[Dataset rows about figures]
•••

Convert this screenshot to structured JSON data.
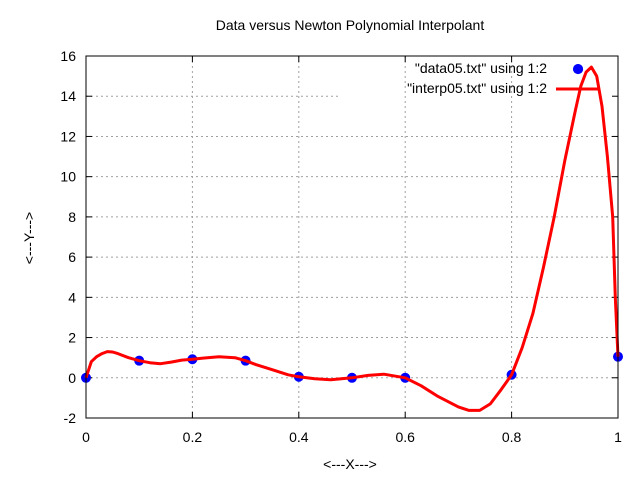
{
  "chart_data": {
    "type": "scatter",
    "title": "Data versus Newton Polynomial Interpolant",
    "xlabel": "<---X--->",
    "ylabel": "<---Y--->",
    "xlim": [
      0,
      1
    ],
    "ylim": [
      -2,
      16
    ],
    "xticks": [
      0,
      0.2,
      0.4,
      0.6,
      0.8,
      1
    ],
    "xtick_labels": [
      "0",
      "0.2",
      "0.4",
      "0.6",
      "0.8",
      "1"
    ],
    "yticks": [
      -2,
      0,
      2,
      4,
      6,
      8,
      10,
      12,
      14,
      16
    ],
    "ytick_labels": [
      "-2",
      "0",
      "2",
      "4",
      "6",
      "8",
      "10",
      "12",
      "14",
      "16"
    ],
    "grid": true,
    "legend_position": "top-right",
    "series": [
      {
        "name": "\"data05.txt\" using 1:2",
        "kind": "points",
        "color": "#0000ff",
        "x": [
          0,
          0.1,
          0.2,
          0.3,
          0.4,
          0.5,
          0.6,
          0.8,
          0.925,
          1
        ],
        "y": [
          0,
          0.85,
          0.92,
          0.85,
          0.05,
          0.0,
          0.0,
          0.15,
          15.35,
          1.05
        ]
      },
      {
        "name": "\"interp05.txt\" using 1:2",
        "kind": "line",
        "color": "#ff0000",
        "x": [
          0,
          0.01,
          0.02,
          0.03,
          0.04,
          0.05,
          0.06,
          0.08,
          0.1,
          0.12,
          0.14,
          0.16,
          0.18,
          0.2,
          0.22,
          0.25,
          0.28,
          0.3,
          0.32,
          0.35,
          0.38,
          0.4,
          0.43,
          0.46,
          0.5,
          0.53,
          0.56,
          0.6,
          0.63,
          0.66,
          0.7,
          0.72,
          0.74,
          0.76,
          0.78,
          0.8,
          0.82,
          0.84,
          0.86,
          0.88,
          0.9,
          0.92,
          0.93,
          0.94,
          0.95,
          0.96,
          0.97,
          0.98,
          0.99,
          0.995,
          1.0
        ],
        "y": [
          0,
          0.8,
          1.05,
          1.2,
          1.3,
          1.28,
          1.2,
          1.0,
          0.85,
          0.75,
          0.7,
          0.78,
          0.88,
          0.92,
          0.98,
          1.05,
          1.0,
          0.85,
          0.65,
          0.4,
          0.15,
          0.05,
          -0.05,
          -0.1,
          0.0,
          0.12,
          0.18,
          0.0,
          -0.4,
          -0.9,
          -1.45,
          -1.62,
          -1.62,
          -1.3,
          -0.6,
          0.15,
          1.5,
          3.2,
          5.5,
          8.0,
          10.8,
          13.3,
          14.5,
          15.2,
          15.45,
          15.0,
          13.5,
          11.0,
          8.0,
          4.0,
          1.05
        ]
      }
    ]
  }
}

•••

Gather all lines from the listing above in which "name" occurs.

        "name": "\"data05.txt\" using 1:2",
        "name": "\"interp05.txt\" using 1:2",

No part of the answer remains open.